◆ What you need to do: Report, word for word, every line of the material that contains "true".
══ Record extracts ══
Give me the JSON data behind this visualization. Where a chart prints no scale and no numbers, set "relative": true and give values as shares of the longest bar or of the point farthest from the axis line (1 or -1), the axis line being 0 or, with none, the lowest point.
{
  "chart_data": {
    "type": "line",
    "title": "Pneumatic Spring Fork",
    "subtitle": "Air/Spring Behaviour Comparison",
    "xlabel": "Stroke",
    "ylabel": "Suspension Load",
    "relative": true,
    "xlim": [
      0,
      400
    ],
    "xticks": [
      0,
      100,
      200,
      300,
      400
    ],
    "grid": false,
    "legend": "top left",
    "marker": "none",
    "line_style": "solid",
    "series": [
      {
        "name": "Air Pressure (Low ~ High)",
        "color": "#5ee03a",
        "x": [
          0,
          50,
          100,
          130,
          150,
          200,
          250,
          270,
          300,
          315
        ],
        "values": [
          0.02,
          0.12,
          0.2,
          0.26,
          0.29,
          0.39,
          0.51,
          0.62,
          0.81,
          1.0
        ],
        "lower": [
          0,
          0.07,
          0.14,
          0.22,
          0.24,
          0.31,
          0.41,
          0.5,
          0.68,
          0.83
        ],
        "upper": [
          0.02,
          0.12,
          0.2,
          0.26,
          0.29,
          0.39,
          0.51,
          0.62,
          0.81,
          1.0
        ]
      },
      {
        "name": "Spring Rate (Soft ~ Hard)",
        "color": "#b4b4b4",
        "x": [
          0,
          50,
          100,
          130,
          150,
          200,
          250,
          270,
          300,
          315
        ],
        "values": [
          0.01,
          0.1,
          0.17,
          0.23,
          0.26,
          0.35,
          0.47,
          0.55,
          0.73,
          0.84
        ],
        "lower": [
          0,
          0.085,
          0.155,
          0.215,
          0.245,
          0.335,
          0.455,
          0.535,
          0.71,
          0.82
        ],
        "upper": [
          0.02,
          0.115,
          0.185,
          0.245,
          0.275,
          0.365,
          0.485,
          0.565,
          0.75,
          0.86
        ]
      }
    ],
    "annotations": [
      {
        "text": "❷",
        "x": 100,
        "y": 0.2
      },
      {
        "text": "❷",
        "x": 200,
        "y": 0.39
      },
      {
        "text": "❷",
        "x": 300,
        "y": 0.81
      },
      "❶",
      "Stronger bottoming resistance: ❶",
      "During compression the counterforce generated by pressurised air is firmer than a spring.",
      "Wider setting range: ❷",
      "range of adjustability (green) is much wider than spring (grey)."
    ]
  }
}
═══
◆ Reply:
Give me the JSON data behind this visualization. Where a chart prints no scale and no numbers, set "relative": true and give values as shares of the longest bar or of the point farthest from the axis line (1 or -1), the axis line being 0 or, with none, the lowest point.
    "relative": true,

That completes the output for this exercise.